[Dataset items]
^^^^^^^^^^^^^^^^
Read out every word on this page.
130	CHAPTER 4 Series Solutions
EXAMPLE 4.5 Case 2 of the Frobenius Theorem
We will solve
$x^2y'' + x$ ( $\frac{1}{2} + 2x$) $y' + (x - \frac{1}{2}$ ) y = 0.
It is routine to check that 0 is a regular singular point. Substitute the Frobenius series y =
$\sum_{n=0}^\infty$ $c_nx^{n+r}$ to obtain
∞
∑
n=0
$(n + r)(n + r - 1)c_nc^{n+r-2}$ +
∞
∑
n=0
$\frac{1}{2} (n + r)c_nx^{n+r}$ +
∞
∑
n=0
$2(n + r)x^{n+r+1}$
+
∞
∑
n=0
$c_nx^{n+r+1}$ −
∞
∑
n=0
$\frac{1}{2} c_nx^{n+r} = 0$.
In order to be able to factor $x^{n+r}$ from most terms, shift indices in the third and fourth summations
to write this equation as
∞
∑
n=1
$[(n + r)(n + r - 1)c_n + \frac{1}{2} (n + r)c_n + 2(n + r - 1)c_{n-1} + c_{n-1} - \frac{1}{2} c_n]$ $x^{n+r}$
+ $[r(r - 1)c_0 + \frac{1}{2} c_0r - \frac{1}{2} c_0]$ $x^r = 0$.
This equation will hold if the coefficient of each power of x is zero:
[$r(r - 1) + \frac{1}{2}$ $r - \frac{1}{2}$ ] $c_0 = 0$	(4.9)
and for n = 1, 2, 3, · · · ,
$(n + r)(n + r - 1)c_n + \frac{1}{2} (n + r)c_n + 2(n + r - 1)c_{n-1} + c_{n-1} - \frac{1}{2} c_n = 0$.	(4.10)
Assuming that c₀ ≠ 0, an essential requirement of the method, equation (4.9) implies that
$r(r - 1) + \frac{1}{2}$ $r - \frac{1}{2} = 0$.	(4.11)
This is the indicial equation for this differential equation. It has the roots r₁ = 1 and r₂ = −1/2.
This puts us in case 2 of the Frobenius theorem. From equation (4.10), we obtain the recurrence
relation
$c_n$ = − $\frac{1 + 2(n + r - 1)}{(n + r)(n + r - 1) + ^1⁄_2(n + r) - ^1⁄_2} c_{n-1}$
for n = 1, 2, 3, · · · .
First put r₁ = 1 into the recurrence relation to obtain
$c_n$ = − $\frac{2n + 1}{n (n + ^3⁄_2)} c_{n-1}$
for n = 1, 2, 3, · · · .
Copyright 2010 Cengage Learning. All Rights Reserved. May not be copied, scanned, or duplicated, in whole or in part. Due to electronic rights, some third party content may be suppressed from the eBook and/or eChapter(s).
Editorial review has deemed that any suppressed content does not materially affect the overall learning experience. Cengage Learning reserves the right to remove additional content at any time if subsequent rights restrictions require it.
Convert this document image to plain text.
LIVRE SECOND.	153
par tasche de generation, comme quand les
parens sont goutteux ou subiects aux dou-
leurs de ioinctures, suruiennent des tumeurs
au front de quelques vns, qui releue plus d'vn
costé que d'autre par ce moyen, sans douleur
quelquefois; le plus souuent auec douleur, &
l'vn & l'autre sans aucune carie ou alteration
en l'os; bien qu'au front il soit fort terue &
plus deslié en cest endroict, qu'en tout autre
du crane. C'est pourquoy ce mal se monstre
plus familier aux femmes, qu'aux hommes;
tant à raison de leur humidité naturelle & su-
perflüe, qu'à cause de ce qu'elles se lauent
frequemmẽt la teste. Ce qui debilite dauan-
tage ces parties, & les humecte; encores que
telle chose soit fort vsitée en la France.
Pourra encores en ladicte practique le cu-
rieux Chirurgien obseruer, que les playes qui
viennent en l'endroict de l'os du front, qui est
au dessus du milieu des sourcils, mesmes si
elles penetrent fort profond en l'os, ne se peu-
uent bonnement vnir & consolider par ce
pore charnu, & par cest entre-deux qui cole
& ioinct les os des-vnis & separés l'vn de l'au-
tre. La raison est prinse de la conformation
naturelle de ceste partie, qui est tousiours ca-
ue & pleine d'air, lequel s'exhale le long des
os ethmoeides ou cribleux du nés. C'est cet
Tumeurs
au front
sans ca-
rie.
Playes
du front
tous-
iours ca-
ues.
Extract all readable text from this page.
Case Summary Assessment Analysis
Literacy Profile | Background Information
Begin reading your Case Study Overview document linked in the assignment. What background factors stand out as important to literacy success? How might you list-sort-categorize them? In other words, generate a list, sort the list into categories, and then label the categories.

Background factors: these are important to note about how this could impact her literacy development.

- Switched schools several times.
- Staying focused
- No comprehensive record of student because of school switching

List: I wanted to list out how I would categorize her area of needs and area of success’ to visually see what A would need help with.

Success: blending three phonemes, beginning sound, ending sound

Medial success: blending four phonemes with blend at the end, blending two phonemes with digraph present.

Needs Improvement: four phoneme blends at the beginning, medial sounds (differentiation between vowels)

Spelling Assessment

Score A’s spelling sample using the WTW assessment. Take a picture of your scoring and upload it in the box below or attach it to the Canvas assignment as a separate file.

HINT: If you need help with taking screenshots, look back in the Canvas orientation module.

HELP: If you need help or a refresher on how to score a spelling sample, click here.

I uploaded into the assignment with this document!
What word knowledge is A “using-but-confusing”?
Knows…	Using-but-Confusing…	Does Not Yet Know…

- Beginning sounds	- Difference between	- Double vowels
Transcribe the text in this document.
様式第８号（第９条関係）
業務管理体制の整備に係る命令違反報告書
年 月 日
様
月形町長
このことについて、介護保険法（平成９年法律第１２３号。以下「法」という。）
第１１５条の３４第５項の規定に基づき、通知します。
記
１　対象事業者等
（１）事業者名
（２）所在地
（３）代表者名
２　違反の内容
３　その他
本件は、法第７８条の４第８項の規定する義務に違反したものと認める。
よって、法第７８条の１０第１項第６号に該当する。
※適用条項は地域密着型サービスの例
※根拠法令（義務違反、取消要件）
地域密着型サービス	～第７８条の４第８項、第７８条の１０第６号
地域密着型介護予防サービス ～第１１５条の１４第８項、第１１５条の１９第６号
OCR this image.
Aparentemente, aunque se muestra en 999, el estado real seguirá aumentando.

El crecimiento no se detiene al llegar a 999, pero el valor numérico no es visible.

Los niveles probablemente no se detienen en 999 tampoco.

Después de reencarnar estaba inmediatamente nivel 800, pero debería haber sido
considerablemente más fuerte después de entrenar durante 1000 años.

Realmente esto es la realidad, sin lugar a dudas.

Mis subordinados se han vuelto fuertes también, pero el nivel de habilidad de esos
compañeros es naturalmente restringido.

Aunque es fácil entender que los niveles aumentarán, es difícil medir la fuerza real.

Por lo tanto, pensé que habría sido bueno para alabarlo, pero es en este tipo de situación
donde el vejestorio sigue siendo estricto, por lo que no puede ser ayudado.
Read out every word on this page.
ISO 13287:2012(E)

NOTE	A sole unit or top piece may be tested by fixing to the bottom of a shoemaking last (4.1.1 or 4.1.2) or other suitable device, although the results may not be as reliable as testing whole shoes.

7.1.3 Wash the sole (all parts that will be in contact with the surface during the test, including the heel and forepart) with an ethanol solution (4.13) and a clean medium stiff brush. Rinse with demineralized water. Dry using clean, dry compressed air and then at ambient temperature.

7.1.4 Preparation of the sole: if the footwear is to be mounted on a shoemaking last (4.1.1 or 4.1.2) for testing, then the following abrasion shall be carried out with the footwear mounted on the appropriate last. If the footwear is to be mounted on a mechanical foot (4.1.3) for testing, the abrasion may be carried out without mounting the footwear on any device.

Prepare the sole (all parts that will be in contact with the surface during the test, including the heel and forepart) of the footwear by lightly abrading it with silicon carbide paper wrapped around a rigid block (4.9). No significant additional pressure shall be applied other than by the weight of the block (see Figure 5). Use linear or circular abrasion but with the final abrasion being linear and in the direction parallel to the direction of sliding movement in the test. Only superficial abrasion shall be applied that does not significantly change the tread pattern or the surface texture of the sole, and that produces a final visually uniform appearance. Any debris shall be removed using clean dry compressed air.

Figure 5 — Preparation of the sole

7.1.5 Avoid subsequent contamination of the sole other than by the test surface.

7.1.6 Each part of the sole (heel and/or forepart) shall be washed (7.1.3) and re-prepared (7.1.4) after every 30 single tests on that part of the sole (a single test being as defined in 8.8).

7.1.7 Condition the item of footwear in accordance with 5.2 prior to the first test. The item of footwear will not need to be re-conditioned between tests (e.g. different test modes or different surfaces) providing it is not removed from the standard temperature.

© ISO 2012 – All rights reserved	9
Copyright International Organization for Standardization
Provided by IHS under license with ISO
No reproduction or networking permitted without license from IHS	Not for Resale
^^^^^^^^^^^^^^^^
List the lines of the records where "image" occurs.

Convert this document image to plain text.
OCR this image.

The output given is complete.